--- begin ---

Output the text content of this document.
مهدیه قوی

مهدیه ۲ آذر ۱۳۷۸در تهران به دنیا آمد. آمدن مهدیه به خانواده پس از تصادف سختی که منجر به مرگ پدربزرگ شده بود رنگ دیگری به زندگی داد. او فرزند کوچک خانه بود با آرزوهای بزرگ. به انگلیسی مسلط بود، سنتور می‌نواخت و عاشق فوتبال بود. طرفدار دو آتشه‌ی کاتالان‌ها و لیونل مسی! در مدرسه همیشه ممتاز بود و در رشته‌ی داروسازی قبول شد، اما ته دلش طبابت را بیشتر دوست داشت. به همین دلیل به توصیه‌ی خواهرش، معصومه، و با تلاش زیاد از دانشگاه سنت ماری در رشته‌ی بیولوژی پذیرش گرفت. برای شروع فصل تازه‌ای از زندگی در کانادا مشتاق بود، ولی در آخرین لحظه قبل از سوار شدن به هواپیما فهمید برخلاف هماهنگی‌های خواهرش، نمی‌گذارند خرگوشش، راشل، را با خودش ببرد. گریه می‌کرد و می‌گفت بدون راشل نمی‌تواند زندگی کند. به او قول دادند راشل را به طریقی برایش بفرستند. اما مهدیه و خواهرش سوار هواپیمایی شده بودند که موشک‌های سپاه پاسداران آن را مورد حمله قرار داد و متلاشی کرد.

--- end ---
--- begin ---

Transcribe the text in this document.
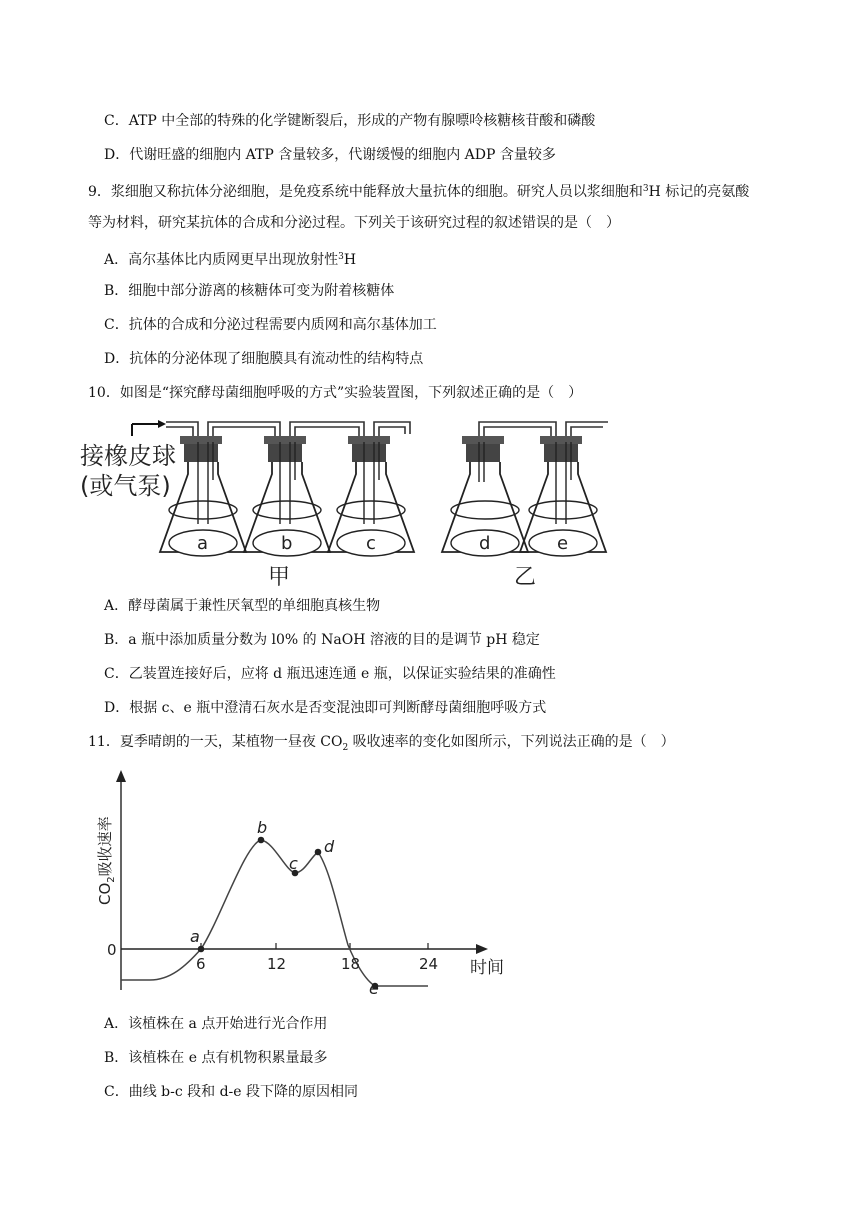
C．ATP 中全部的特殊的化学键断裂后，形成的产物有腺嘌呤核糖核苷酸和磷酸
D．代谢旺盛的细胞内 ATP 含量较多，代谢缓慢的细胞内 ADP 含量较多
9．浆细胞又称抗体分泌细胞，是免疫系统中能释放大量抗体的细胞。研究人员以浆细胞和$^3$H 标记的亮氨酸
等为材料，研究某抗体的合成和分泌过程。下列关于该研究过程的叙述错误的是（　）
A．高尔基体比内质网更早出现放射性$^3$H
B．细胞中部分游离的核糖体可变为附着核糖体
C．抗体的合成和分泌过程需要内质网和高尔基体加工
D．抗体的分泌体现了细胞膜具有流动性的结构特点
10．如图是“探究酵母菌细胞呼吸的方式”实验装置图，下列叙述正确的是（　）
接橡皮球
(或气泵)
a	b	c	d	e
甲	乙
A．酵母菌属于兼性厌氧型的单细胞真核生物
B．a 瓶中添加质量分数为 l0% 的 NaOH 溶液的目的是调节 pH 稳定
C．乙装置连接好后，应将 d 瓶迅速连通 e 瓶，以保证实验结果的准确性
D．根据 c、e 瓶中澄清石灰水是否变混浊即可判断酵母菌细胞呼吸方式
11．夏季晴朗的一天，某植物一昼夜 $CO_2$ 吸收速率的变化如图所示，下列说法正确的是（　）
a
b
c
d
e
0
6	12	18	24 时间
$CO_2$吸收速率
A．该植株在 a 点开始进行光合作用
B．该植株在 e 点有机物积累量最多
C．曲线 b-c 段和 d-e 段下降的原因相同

--- end ---

**Instructions for the task:** Search the preceding listing for "this" and extract every line where it is found.

**Response to the task:**
Output the text content of this document.
Transcribe the text in this document.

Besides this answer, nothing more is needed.